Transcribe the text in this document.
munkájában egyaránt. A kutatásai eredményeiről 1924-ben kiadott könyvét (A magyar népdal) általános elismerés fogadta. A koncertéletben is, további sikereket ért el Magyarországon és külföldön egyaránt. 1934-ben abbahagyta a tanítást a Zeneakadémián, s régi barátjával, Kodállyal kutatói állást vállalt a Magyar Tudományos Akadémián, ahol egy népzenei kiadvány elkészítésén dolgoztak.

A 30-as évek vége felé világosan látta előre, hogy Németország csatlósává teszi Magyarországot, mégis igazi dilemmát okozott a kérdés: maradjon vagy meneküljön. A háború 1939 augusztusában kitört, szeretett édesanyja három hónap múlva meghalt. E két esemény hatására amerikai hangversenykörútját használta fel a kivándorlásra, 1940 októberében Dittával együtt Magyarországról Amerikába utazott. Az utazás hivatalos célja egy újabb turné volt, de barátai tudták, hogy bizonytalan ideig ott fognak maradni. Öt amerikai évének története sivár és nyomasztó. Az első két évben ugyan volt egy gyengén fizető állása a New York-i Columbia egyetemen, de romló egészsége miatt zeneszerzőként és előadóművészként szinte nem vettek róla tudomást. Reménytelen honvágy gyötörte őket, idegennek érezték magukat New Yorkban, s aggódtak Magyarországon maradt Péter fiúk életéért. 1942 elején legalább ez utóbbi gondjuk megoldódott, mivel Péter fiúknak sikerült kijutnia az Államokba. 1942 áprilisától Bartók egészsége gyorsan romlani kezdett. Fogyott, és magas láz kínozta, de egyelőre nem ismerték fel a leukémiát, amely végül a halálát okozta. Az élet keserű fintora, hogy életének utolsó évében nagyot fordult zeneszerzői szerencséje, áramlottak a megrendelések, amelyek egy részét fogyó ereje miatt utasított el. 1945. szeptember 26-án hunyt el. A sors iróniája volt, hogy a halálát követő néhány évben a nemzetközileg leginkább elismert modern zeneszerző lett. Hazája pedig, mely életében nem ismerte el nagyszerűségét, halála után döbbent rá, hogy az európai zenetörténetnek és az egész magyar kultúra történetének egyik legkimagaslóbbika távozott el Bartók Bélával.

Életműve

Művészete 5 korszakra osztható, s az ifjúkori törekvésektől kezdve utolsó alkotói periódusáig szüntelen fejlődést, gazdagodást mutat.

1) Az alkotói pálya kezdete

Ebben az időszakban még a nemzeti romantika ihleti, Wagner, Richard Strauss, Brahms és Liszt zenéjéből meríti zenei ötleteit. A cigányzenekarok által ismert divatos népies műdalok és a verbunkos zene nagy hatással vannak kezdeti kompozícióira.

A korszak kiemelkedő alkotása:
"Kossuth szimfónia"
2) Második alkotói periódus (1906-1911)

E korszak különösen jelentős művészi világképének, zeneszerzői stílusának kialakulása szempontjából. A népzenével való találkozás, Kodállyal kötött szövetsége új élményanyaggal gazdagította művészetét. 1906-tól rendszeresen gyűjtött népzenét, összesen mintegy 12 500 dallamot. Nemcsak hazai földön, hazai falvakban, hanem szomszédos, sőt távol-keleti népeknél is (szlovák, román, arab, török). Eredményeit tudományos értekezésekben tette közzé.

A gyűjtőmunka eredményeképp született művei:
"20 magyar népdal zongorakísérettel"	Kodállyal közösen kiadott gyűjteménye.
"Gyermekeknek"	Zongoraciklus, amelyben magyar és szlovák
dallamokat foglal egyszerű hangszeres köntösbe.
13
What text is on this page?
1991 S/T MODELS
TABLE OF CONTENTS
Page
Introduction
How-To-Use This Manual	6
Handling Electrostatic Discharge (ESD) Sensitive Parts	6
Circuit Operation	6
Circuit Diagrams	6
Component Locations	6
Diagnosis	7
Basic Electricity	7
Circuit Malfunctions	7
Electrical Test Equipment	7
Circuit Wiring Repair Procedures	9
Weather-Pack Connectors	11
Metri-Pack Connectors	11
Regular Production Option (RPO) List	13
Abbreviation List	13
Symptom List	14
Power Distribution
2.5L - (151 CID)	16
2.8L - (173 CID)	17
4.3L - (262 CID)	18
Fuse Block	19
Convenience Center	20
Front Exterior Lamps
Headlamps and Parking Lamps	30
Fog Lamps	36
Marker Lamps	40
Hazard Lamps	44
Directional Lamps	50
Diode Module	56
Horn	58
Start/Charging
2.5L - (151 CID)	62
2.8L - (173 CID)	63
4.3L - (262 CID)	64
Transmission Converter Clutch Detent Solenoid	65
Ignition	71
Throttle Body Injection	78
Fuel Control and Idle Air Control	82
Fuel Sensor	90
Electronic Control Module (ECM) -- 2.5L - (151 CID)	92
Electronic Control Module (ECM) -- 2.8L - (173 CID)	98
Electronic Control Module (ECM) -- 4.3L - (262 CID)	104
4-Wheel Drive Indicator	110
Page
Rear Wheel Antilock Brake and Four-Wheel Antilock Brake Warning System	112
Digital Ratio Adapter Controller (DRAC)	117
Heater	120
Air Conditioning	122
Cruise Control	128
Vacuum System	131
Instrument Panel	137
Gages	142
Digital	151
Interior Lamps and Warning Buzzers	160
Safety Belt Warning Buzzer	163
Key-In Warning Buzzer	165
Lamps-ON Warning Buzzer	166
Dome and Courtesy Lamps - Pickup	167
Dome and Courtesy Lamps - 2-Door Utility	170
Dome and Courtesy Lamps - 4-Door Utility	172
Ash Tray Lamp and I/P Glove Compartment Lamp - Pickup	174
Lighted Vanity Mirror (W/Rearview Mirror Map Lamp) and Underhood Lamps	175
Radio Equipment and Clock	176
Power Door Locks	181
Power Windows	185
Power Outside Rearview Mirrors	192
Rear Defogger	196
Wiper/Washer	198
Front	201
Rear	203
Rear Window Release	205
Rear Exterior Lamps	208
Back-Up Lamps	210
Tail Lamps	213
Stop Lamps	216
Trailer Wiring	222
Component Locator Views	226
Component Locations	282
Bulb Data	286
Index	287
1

★ ★ ★ ★ ★ ★ ★

**PROBLEM STATEMENT:** Write out the records shown above, exactly as they appear.

**WRITTEN ANSWER:**
Transcribe the text in this document.
munkájában egyaránt. A kutatásai eredményeiről 1924-ben kiadott könyvét (A magyar népdal) általános elismerés fogadta. A koncertéletben is, további sikereket ért el Magyarországon és külföldön egyaránt. 1934-ben abbahagyta a tanítást a Zeneakadémián, s régi barátjával, Kodállyal kutatói állást vállalt a Magyar Tudományos Akadémián, ahol egy népzenei kiadvány elkészítésén dolgoztak.

A 30-as évek vége felé világosan látta előre, hogy Németország csatlósává teszi Magyarországot, mégis igazi dilemmát okozott a kérdés: maradjon vagy meneküljön. A háború 1939 augusztusában kitört, szeretett édesanyja három hónap múlva meghalt. E két esemény hatására amerikai hangversenykörútját használta fel a kivándorlásra, 1940 októberében Dittával együtt Magyarországról Amerikába utazott. Az utazás hivatalos célja egy újabb turné volt, de barátai tudták, hogy bizonytalan ideig ott fognak maradni. Öt amerikai évének története sivár és nyomasztó. Az első két évben ugyan volt egy gyengén fizető állása a New York-i Columbia egyetemen, de romló egészsége miatt zeneszerzőként és előadóművészként szinte nem vettek róla tudomást. Reménytelen honvágy gyötörte őket, idegennek érezték magukat New Yorkban, s aggódtak Magyarországon maradt Péter fiúk életéért. 1942 elején legalább ez utóbbi gondjuk megoldódott, mivel Péter fiúknak sikerült kijutnia az Államokba. 1942 áprilisától Bartók egészsége gyorsan romlani kezdett. Fogyott, és magas láz kínozta, de egyelőre nem ismerték fel a leukémiát, amely végül a halálát okozta. Az élet keserű fintora, hogy életének utolsó évében nagyot fordult zeneszerzői szerencséje, áramlottak a megrendelések, amelyek egy részét fogyó ereje miatt utasított el. 1945. szeptember 26-án hunyt el. A sors iróniája volt, hogy a halálát követő néhány évben a nemzetközileg leginkább elismert modern zeneszerző lett. Hazája pedig, mely életében nem ismerte el nagyszerűségét, halála után döbbent rá, hogy az európai zenetörténetnek és az egész magyar kultúra történetének egyik legkimagaslóbbika távozott el Bartók Bélával.

Életműve

Művészete 5 korszakra osztható, s az ifjúkori törekvésektől kezdve utolsó alkotói periódusáig szüntelen fejlődést, gazdagodást mutat.

1) Az alkotói pálya kezdete

Ebben az időszakban még a nemzeti romantika ihleti, Wagner, Richard Strauss, Brahms és Liszt zenéjéből meríti zenei ötleteit. A cigányzenekarok által ismert divatos népies műdalok és a verbunkos zene nagy hatással vannak kezdeti kompozícióira.

A korszak kiemelkedő alkotása:
"Kossuth szimfónia"
2) Második alkotói periódus (1906-1911)

E korszak különösen jelentős művészi világképének, zeneszerzői stílusának kialakulása szempontjából. A népzenével való találkozás, Kodállyal kötött szövetsége új élményanyaggal gazdagította művészetét. 1906-tól rendszeresen gyűjtött népzenét, összesen mintegy 12 500 dallamot. Nemcsak hazai földön, hazai falvakban, hanem szomszédos, sőt távol-keleti népeknél is (szlovák, román, arab, török). Eredményeit tudományos értekezésekben tette közzé.

A gyűjtőmunka eredményeképp született művei:
"20 magyar népdal zongorakísérettel"	Kodállyal közösen kiadott gyűjteménye.
"Gyermekeknek"	Zongoraciklus, amelyben magyar és szlovák
dallamokat foglal egyszerű hangszeres köntösbe.
13
What text is on this page?
1991 S/T MODELS
TABLE OF CONTENTS
Page
Introduction
How-To-Use This Manual	6
Handling Electrostatic Discharge (ESD) Sensitive Parts	6
Circuit Operation	6
Circuit Diagrams	6
Component Locations	6
Diagnosis	7
Basic Electricity	7
Circuit Malfunctions	7
Electrical Test Equipment	7
Circuit Wiring Repair Procedures	9
Weather-Pack Connectors	11
Metri-Pack Connectors	11
Regular Production Option (RPO) List	13
Abbreviation List	13
Symptom List	14
Power Distribution
2.5L - (151 CID)	16
2.8L - (173 CID)	17
4.3L - (262 CID)	18
Fuse Block	19
Convenience Center	20
Front Exterior Lamps
Headlamps and Parking Lamps	30
Fog Lamps	36
Marker Lamps	40
Hazard Lamps	44
Directional Lamps	50
Diode Module	56
Horn	58
Start/Charging
2.5L - (151 CID)	62
2.8L - (173 CID)	63
4.3L - (262 CID)	64
Transmission Converter Clutch Detent Solenoid	65
Ignition	71
Throttle Body Injection	78
Fuel Control and Idle Air Control	82
Fuel Sensor	90
Electronic Control Module (ECM) -- 2.5L - (151 CID)	92
Electronic Control Module (ECM) -- 2.8L - (173 CID)	98
Electronic Control Module (ECM) -- 4.3L - (262 CID)	104
4-Wheel Drive Indicator	110
Page
Rear Wheel Antilock Brake and Four-Wheel Antilock Brake Warning System	112
Digital Ratio Adapter Controller (DRAC)	117
Heater	120
Air Conditioning	122
Cruise Control	128
Vacuum System	131
Instrument Panel	137
Gages	142
Digital	151
Interior Lamps and Warning Buzzers	160
Safety Belt Warning Buzzer	163
Key-In Warning Buzzer	165
Lamps-ON Warning Buzzer	166
Dome and Courtesy Lamps - Pickup	167
Dome and Courtesy Lamps - 2-Door Utility	170
Dome and Courtesy Lamps - 4-Door Utility	172
Ash Tray Lamp and I/P Glove Compartment Lamp - Pickup	174
Lighted Vanity Mirror (W/Rearview Mirror Map Lamp) and Underhood Lamps	175
Radio Equipment and Clock	176
Power Door Locks	181
Power Windows	185
Power Outside Rearview Mirrors	192
Rear Defogger	196
Wiper/Washer	198
Front	201
Rear	203
Rear Window Release	205
Rear Exterior Lamps	208
Back-Up Lamps	210
Tail Lamps	213
Stop Lamps	216
Trailer Wiring	222
Component Locator Views	226
Component Locations	282
Bulb Data	286
Index	287
1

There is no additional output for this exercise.